## DIRECTIONS:
A faithful transcription of all the data is required.

## RAW DATA:
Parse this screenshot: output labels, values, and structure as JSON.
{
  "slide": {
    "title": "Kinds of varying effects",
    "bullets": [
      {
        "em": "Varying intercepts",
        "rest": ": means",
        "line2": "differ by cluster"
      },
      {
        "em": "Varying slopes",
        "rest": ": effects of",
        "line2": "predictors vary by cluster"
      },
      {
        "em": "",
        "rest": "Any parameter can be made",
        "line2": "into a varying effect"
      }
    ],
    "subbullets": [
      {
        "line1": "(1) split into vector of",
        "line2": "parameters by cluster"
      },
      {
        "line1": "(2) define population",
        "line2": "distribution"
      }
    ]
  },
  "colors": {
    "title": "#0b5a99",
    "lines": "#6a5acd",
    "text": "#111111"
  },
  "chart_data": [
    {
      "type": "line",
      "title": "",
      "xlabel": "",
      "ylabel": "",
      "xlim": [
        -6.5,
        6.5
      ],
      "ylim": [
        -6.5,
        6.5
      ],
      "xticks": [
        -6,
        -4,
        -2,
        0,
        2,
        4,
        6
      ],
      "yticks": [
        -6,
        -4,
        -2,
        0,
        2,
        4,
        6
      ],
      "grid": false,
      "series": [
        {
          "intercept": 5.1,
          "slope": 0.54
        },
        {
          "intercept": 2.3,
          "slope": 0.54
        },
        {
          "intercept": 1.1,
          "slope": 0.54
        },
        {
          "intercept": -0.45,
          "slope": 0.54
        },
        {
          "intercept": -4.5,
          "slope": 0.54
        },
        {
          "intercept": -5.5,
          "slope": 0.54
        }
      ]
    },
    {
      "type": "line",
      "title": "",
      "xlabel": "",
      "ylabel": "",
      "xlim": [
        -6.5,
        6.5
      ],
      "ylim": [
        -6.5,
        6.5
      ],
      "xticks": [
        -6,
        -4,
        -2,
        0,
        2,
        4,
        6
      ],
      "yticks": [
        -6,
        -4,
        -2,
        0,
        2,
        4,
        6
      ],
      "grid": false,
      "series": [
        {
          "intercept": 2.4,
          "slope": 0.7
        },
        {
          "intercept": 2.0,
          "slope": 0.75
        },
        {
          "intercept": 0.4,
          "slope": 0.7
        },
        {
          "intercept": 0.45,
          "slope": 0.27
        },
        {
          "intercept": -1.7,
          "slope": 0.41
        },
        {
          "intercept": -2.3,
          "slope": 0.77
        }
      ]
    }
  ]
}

## CORRECT ANSWER:
Parse this screenshot: output labels, values, and structure as JSON.
{
  "slide": {
    "title": "Kinds of varying effects",
    "bullets": [
      {
        "em": "Varying intercepts",
        "rest": ": means",
        "line2": "differ by cluster"
      },
      {
        "em": "Varying slopes",
        "rest": ": effects of",
        "line2": "predictors vary by cluster"
      },
      {
        "em": "",
        "rest": "Any parameter can be made",
        "line2": "into a varying effect"
      }
    ],
    "subbullets": [
      {
        "line1": "(1) split into vector of",
        "line2": "parameters by cluster"
      },
      {
        "line1": "(2) define population",
        "line2": "distribution"
      }
    ]
  },
  "colors": {
    "title": "#0b5a99",
    "lines": "#6a5acd",
    "text": "#111111"
  },
  "chart_data": [
    {
      "type": "line",
      "title": "",
      "xlabel": "",
      "ylabel": "",
      "xlim": [
        -6.5,
        6.5
      ],
      "ylim": [
        -6.5,
        6.5
      ],
      "xticks": [
        -6,
        -4,
        -2,
        0,
        2,
        4,
        6
      ],
      "yticks": [
        -6,
        -4,
        -2,
        0,
        2,
        4,
        6
      ],
      "grid": false,
      "series": [
        {
          "intercept": 5.1,
          "slope": 0.54
        },
        {
          "intercept": 2.3,
          "slope": 0.54
        },
        {
          "intercept": 1.1,
          "slope": 0.54
        },
        {
          "intercept": -0.45,
          "slope": 0.54
        },
        {
          "intercept": -4.5,
          "slope": 0.54
        },
        {
          "intercept": -5.5,
          "slope": 0.54
        }
      ]
    },
    {
      "type": "line",
      "title": "",
      "xlabel": "",
      "ylabel": "",
      "xlim": [
        -6.5,
        6.5
      ],
      "ylim": [
        -6.5,
        6.5
      ],
      "xticks": [
        -6,
        -4,
        -2,
        0,
        2,
        4,
        6
      ],
      "yticks": [
        -6,
        -4,
        -2,
        0,
        2,
        4,
        6
      ],
      "grid": false,
      "series": [
        {
          "intercept": 2.4,
          "slope": 0.7
        },
        {
          "intercept": 2.0,
          "slope": 0.75
        },
        {
          "intercept": 0.4,
          "slope": 0.7
        },
        {
          "intercept": 0.45,
          "slope": 0.27
        },
        {
          "intercept": -1.7,
          "slope": 0.41
        },
        {
          "intercept": -2.3,
          "slope": 0.77
        }
      ]
    }
  ]
}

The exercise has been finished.